** start of Records for this exercise **

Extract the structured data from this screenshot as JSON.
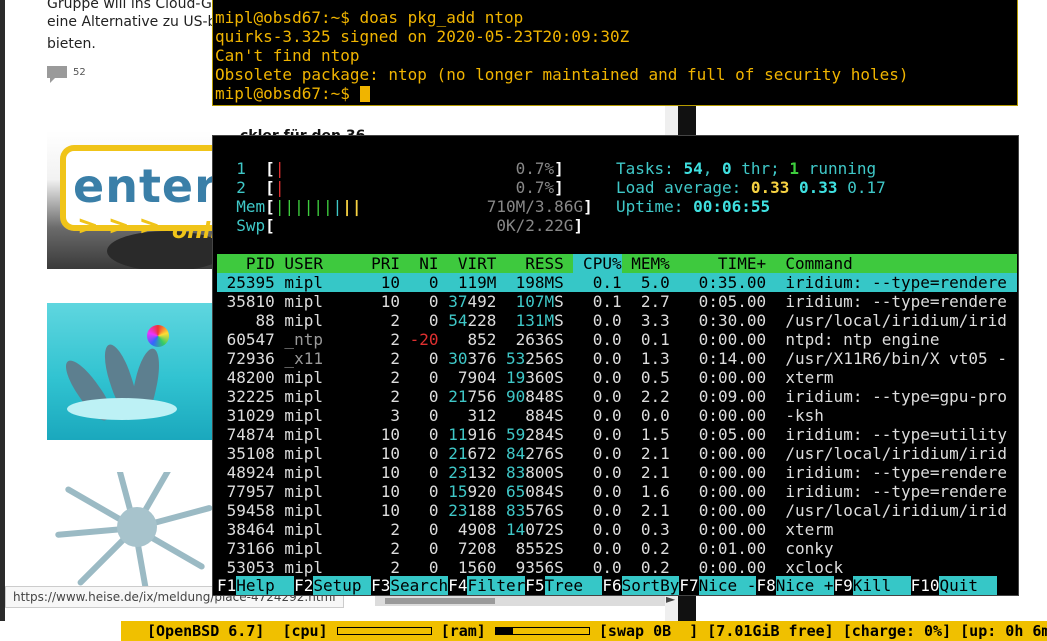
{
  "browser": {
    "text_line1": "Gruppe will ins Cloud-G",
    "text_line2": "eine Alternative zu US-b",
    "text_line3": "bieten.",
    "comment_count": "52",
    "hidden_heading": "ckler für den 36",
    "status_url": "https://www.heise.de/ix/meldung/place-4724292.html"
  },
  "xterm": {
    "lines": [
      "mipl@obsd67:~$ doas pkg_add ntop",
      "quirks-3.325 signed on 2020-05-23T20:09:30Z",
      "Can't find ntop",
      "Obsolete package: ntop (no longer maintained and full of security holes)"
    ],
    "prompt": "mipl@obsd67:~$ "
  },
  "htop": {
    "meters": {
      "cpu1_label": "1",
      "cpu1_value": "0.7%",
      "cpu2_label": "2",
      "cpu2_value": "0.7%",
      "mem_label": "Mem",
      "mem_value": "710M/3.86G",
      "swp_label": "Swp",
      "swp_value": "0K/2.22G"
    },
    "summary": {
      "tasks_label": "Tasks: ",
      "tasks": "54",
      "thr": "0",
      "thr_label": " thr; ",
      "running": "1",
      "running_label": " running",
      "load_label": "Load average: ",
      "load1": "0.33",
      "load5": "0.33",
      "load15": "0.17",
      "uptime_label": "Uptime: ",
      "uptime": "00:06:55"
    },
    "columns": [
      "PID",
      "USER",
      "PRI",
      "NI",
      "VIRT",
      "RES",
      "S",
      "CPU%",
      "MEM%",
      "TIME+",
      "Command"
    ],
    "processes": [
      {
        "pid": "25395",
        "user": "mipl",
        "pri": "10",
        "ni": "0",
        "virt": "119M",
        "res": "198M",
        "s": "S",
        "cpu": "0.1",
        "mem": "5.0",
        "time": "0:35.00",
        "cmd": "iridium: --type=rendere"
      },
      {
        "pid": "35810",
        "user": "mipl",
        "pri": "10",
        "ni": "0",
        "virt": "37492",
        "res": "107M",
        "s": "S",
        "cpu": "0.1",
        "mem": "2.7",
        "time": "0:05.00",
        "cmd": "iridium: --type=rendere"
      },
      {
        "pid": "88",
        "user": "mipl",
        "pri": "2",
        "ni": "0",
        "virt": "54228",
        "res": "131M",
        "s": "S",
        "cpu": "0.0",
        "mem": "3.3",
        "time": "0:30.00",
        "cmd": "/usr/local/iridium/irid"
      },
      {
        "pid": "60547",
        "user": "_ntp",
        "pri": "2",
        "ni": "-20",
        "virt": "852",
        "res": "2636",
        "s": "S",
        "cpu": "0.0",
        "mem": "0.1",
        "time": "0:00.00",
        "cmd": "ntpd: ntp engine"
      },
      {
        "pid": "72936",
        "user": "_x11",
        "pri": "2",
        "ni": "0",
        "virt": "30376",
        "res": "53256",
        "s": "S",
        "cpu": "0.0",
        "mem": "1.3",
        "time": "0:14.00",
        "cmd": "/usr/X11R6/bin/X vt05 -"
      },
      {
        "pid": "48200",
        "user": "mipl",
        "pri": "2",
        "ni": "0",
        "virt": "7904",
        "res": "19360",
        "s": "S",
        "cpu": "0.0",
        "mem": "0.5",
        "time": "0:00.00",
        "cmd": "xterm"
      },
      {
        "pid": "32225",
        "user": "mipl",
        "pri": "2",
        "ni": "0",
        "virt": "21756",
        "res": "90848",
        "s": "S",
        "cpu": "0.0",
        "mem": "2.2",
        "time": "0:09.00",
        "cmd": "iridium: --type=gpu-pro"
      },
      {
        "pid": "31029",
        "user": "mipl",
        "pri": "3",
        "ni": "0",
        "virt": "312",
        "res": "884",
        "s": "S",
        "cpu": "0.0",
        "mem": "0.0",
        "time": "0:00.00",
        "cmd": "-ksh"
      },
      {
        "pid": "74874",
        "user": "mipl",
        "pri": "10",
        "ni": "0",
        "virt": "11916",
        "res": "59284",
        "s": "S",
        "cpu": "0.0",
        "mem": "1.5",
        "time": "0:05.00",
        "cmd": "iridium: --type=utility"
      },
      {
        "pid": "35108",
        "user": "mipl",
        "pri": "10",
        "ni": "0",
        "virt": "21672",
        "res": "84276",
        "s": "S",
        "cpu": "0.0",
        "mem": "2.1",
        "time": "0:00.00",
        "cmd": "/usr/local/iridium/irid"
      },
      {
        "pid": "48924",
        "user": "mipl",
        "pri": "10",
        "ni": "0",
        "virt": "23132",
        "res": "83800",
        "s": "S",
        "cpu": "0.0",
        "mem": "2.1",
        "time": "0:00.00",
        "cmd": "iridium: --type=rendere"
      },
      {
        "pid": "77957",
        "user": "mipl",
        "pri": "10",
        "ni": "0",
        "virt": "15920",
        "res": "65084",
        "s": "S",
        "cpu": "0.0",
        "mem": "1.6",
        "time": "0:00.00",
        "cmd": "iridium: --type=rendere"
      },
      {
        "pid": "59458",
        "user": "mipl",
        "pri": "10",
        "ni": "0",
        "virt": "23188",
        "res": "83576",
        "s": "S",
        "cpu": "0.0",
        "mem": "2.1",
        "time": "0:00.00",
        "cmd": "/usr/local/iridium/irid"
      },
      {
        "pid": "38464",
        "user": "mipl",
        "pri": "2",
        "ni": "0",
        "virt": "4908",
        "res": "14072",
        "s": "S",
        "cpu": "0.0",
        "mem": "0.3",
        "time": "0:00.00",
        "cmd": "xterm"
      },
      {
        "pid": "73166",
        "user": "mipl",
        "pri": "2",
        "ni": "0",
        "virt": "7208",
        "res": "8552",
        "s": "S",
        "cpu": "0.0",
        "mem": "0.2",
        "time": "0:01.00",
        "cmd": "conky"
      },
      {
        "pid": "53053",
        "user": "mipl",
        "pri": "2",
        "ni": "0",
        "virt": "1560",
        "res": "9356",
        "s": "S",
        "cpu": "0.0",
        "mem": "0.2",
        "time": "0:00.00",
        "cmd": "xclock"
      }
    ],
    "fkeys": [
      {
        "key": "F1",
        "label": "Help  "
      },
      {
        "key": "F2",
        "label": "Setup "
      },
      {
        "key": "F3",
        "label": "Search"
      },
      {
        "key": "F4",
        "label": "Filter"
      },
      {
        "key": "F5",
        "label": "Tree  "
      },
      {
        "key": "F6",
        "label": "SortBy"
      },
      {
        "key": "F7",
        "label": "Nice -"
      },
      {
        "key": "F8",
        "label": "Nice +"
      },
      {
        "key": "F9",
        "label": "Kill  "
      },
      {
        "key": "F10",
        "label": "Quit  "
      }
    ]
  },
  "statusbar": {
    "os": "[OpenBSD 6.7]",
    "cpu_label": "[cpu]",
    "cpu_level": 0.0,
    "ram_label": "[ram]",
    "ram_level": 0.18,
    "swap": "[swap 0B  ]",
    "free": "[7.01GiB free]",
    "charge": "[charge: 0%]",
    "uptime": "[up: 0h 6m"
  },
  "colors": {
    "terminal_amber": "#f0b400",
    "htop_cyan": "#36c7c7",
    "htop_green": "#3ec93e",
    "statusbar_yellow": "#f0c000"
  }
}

** end of Records for this exercise **
** start of Records for this exercise **

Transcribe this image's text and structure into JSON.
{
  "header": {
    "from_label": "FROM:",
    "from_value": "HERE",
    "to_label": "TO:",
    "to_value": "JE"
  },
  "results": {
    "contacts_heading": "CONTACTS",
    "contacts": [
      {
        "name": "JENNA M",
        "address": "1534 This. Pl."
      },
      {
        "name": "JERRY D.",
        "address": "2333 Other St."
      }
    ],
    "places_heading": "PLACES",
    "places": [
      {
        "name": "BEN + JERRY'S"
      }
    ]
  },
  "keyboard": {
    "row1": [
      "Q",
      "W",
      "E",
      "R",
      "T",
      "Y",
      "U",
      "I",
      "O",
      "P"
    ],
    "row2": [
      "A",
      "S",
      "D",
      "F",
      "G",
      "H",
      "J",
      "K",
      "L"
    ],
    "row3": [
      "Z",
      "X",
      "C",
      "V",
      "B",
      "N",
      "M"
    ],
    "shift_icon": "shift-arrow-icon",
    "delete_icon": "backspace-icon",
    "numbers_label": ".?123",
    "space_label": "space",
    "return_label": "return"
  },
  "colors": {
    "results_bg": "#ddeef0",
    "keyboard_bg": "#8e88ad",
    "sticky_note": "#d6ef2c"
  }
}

** end of Records for this exercise **
** start of Records for this exercise **

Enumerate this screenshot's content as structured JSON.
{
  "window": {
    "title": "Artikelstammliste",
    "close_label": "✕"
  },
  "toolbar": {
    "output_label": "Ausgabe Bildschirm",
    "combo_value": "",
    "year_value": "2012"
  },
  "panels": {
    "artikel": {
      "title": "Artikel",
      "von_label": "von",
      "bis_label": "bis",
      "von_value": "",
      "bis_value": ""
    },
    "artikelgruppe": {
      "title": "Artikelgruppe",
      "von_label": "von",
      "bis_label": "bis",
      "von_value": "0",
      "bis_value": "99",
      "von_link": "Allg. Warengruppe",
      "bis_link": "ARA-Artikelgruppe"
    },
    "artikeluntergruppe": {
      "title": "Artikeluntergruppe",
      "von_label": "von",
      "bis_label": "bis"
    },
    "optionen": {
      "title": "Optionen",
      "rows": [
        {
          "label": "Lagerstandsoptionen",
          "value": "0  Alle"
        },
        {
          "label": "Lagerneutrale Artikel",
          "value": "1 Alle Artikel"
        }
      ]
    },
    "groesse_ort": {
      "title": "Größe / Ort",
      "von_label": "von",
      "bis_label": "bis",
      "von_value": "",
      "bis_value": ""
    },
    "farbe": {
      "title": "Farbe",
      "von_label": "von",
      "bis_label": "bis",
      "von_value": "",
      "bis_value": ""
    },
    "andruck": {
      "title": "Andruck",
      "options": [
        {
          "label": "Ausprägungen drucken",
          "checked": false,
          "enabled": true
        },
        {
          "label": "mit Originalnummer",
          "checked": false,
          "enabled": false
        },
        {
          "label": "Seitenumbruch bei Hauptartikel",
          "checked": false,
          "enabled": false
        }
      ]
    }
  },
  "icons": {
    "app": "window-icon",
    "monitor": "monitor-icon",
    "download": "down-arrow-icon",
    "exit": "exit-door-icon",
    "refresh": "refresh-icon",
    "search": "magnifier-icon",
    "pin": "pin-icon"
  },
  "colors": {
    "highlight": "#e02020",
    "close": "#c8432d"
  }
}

** end of Records for this exercise **

**Directions**
From the data, list each line in which the string "ntop" appears.

**Exercise result**
      "mipl@obsd67:~$ doas pkg_add ntop",
      "Can't find ntop",
      "Obsolete package: ntop (no longer maintained and full of security holes)"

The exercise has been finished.